-- Start of EXTRACTED RECORDS --
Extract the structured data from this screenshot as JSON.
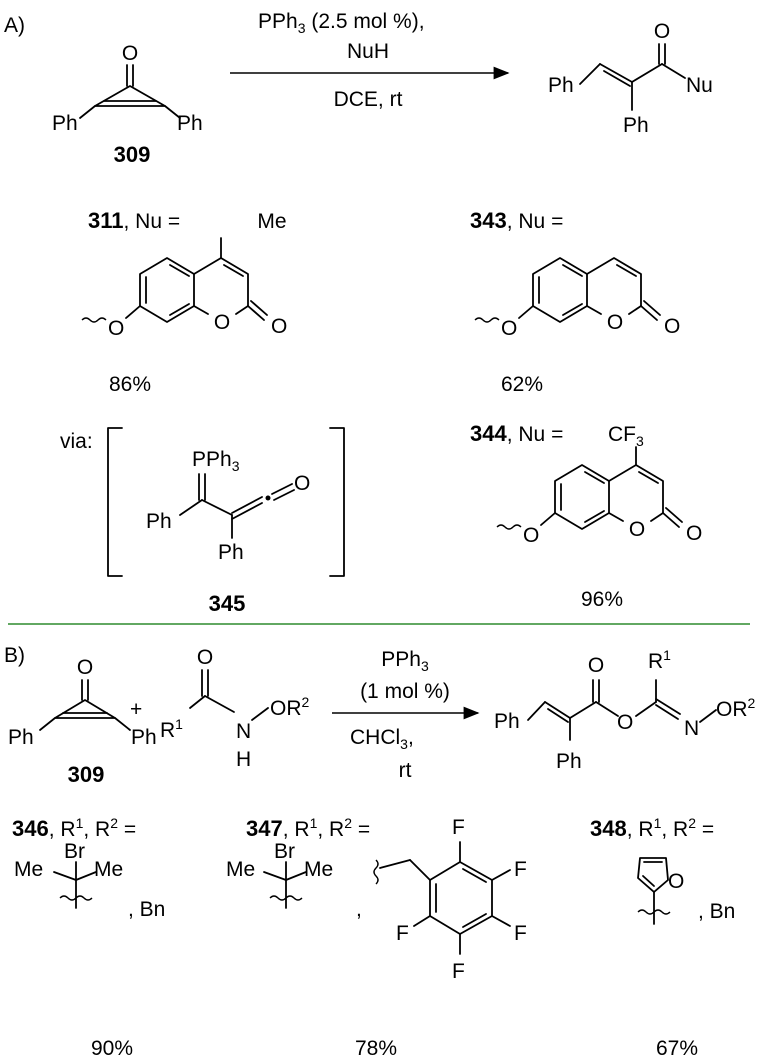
{
  "panels": {
    "a": {
      "label": "A)",
      "reactant": {
        "compound_no": "309",
        "sub_left": "Ph",
        "sub_right": "Ph",
        "oxygen": "O"
      },
      "conditions": [
        "PPh",
        "(2.5 mol %),",
        "NuH",
        "DCE, rt"
      ],
      "conditions_sub": "3",
      "product": {
        "ph1": "Ph",
        "ph2": "Ph",
        "nu": "Nu",
        "oxygen": "O"
      },
      "examples": [
        {
          "compound_no": "311",
          "label_suffix": ", Nu =",
          "substituent": "Me",
          "yield": "86%"
        },
        {
          "compound_no": "343",
          "label_suffix": ", Nu =",
          "substituent": "",
          "yield": "62%"
        },
        {
          "compound_no": "344",
          "label_suffix": ", Nu =",
          "substituent": "CF",
          "substituent_sub": "3",
          "yield": "96%"
        }
      ],
      "intermediate": {
        "via_label": "via:",
        "compound_no": "345",
        "pph": "PPh",
        "pph_sub": "3",
        "ph1": "Ph",
        "ph2": "Ph",
        "oxygen": "O"
      }
    },
    "b": {
      "label": "B)",
      "reactant": {
        "compound_no": "309",
        "sub_left": "Ph",
        "sub_right": "Ph",
        "oxygen": "O"
      },
      "plus": "+",
      "reagent2": {
        "r1": "R",
        "r1_sup": "1",
        "nh": "N",
        "h": "H",
        "or2": "OR",
        "or2_sup": "2",
        "oxygen": "O"
      },
      "conditions": [
        "PPh",
        "(1 mol %)",
        "CHCl",
        ",",
        "rt"
      ],
      "conditions_sub": [
        "3",
        "3"
      ],
      "product": {
        "ph1": "Ph",
        "ph2": "Ph",
        "oxygen": "O",
        "oxygen2": "O",
        "r1": "R",
        "r1_sup": "1",
        "n": "N",
        "or2": "OR",
        "or2_sup": "2"
      },
      "examples": [
        {
          "compound_no": "346",
          "label": ", R",
          "sup1": "1",
          "mid": ", R",
          "sup2": "2",
          "eq": " =",
          "yield": "90%",
          "groups": [
            "Br",
            "Me",
            "Me",
            ", Bn"
          ]
        },
        {
          "compound_no": "347",
          "label": ", R",
          "sup1": "1",
          "mid": ", R",
          "sup2": "2",
          "eq": " =",
          "yield": "78%",
          "groups": [
            "Br",
            "Me",
            "Me",
            ","
          ],
          "fluorines": [
            "F",
            "F",
            "F",
            "F",
            "F"
          ]
        },
        {
          "compound_no": "348",
          "label": ", R",
          "sup1": "1",
          "mid": ", R",
          "sup2": "2",
          "eq": " =",
          "yield": "67%",
          "groups": [
            "O",
            ", Bn"
          ]
        }
      ]
    }
  },
  "colors": {
    "divider": "#2e8b2e",
    "ink": "#000000"
  }
}
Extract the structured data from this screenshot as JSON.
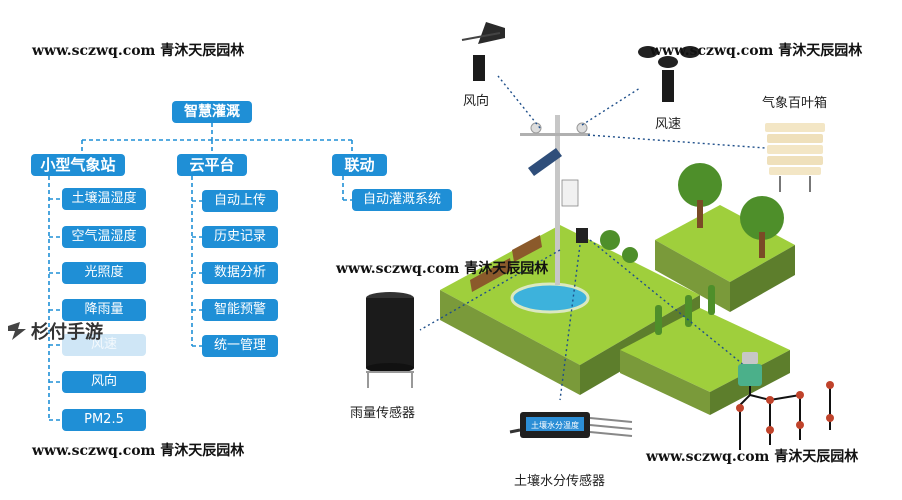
-- End of EXTRACTED RECORDS --
_WRITTEN EXERCISE:_ Set every line down exactly as written, leaving each picture out.

_FINAL RESULT:_
Extract the structured data from this screenshot as JSON.
{
  "panels": {
    "a": {
      "label": "A)",
      "reactant": {
        "compound_no": "309",
        "sub_left": "Ph",
        "sub_right": "Ph",
        "oxygen": "O"
      },
      "conditions": [
        "PPh",
        "(2.5 mol %),",
        "NuH",
        "DCE, rt"
      ],
      "conditions_sub": "3",
      "product": {
        "ph1": "Ph",
        "ph2": "Ph",
        "nu": "Nu",
        "oxygen": "O"
      },
      "examples": [
        {
          "compound_no": "311",
          "label_suffix": ", Nu =",
          "substituent": "Me",
          "yield": "86%"
        },
        {
          "compound_no": "343",
          "label_suffix": ", Nu =",
          "substituent": "",
          "yield": "62%"
        },
        {
          "compound_no": "344",
          "label_suffix": ", Nu =",
          "substituent": "CF",
          "substituent_sub": "3",
          "yield": "96%"
        }
      ],
      "intermediate": {
        "via_label": "via:",
        "compound_no": "345",
        "pph": "PPh",
        "pph_sub": "3",
        "ph1": "Ph",
        "ph2": "Ph",
        "oxygen": "O"
      }
    },
    "b": {
      "label": "B)",
      "reactant": {
        "compound_no": "309",
        "sub_left": "Ph",
        "sub_right": "Ph",
        "oxygen": "O"
      },
      "plus": "+",
      "reagent2": {
        "r1": "R",
        "r1_sup": "1",
        "nh": "N",
        "h": "H",
        "or2": "OR",
        "or2_sup": "2",
        "oxygen": "O"
      },
      "conditions": [
        "PPh",
        "(1 mol %)",
        "CHCl",
        ",",
        "rt"
      ],
      "conditions_sub": [
        "3",
        "3"
      ],
      "product": {
        "ph1": "Ph",
        "ph2": "Ph",
        "oxygen": "O",
        "oxygen2": "O",
        "r1": "R",
        "r1_sup": "1",
        "n": "N",
        "or2": "OR",
        "or2_sup": "2"
      },
      "examples": [
        {
          "compound_no": "346",
          "label": ", R",
          "sup1": "1",
          "mid": ", R",
          "sup2": "2",
          "eq": " =",
          "yield": "90%",
          "groups": [
            "Br",
            "Me",
            "Me",
            ", Bn"
          ]
        },
        {
          "compound_no": "347",
          "label": ", R",
          "sup1": "1",
          "mid": ", R",
          "sup2": "2",
          "eq": " =",
          "yield": "78%",
          "groups": [
            "Br",
            "Me",
            "Me",
            ","
          ],
          "fluorines": [
            "F",
            "F",
            "F",
            "F",
            "F"
          ]
        },
        {
          "compound_no": "348",
          "label": ", R",
          "sup1": "1",
          "mid": ", R",
          "sup2": "2",
          "eq": " =",
          "yield": "67%",
          "groups": [
            "O",
            ", Bn"
          ]
        }
      ]
    }
  },
  "colors": {
    "divider": "#2e8b2e",
    "ink": "#000000"
  }
}
Extract the structured data from this screenshot as JSON.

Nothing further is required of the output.